RECORDS FOR THE EXERCISE:
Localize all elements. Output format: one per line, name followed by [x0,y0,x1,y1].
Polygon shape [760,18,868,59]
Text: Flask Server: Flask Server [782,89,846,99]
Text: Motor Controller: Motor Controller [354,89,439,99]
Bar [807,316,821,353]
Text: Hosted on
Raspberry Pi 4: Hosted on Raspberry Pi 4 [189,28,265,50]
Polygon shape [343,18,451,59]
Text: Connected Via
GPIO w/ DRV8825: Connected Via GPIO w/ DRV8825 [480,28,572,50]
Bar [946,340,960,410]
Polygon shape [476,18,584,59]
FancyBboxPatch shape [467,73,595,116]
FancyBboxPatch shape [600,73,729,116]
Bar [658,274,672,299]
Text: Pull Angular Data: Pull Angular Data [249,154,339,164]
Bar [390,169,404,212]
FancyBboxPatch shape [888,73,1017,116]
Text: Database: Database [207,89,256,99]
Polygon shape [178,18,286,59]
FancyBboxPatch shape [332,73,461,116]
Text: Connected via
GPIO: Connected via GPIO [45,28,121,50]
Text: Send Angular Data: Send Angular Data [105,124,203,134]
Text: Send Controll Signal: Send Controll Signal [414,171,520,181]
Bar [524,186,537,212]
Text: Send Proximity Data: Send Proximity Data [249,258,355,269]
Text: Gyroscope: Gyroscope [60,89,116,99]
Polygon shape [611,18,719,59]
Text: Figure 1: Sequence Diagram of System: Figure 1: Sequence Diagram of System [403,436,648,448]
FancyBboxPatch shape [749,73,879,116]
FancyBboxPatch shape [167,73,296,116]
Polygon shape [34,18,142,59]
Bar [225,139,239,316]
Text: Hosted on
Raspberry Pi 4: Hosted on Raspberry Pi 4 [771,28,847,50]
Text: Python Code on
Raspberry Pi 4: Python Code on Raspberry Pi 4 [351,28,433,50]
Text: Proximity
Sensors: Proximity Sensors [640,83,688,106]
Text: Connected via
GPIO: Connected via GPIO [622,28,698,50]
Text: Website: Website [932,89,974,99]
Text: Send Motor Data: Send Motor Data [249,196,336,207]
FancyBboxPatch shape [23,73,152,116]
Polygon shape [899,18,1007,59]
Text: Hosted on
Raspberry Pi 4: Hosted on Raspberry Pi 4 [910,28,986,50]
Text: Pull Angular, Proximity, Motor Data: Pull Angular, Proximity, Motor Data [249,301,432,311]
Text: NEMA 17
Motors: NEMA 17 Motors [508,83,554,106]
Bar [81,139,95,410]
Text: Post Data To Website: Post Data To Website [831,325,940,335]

WHAT TO WORK ON: Reproduce all of the data above verbatim, preserving every line in its original order.

RESPONSE:
Localize all elements. Output format: one per line, name followed by [x0,y0,x1,y1].
Polygon shape [760,18,868,59]
Text: Flask Server: Flask Server [782,89,846,99]
Text: Motor Controller: Motor Controller [354,89,439,99]
Bar [807,316,821,353]
Text: Hosted on
Raspberry Pi 4: Hosted on Raspberry Pi 4 [189,28,265,50]
Polygon shape [343,18,451,59]
Text: Connected Via
GPIO w/ DRV8825: Connected Via GPIO w/ DRV8825 [480,28,572,50]
Bar [946,340,960,410]
Polygon shape [476,18,584,59]
FancyBboxPatch shape [467,73,595,116]
FancyBboxPatch shape [600,73,729,116]
Bar [658,274,672,299]
Text: Pull Angular Data: Pull Angular Data [249,154,339,164]
Bar [390,169,404,212]
FancyBboxPatch shape [888,73,1017,116]
Text: Database: Database [207,89,256,99]
Polygon shape [178,18,286,59]
FancyBboxPatch shape [332,73,461,116]
Text: Connected via
GPIO: Connected via GPIO [45,28,121,50]
Text: Send Angular Data: Send Angular Data [105,124,203,134]
Text: Send Controll Signal: Send Controll Signal [414,171,520,181]
Bar [524,186,537,212]
Text: Send Proximity Data: Send Proximity Data [249,258,355,269]
Text: Gyroscope: Gyroscope [60,89,116,99]
Polygon shape [611,18,719,59]
Text: Figure 1: Sequence Diagram of System: Figure 1: Sequence Diagram of System [403,436,648,448]
FancyBboxPatch shape [749,73,879,116]
FancyBboxPatch shape [167,73,296,116]
Polygon shape [34,18,142,59]
Bar [225,139,239,316]
Text: Hosted on
Raspberry Pi 4: Hosted on Raspberry Pi 4 [771,28,847,50]
Text: Python Code on
Raspberry Pi 4: Python Code on Raspberry Pi 4 [351,28,433,50]
Text: Proximity
Sensors: Proximity Sensors [640,83,688,106]
Text: Connected via
GPIO: Connected via GPIO [622,28,698,50]
Text: Website: Website [932,89,974,99]
Text: Send Motor Data: Send Motor Data [249,196,336,207]
FancyBboxPatch shape [23,73,152,116]
Polygon shape [899,18,1007,59]
Text: Hosted on
Raspberry Pi 4: Hosted on Raspberry Pi 4 [910,28,986,50]
Text: Pull Angular, Proximity, Motor Data: Pull Angular, Proximity, Motor Data [249,301,432,311]
Text: NEMA 17
Motors: NEMA 17 Motors [508,83,554,106]
Bar [81,139,95,410]
Text: Post Data To Website: Post Data To Website [831,325,940,335]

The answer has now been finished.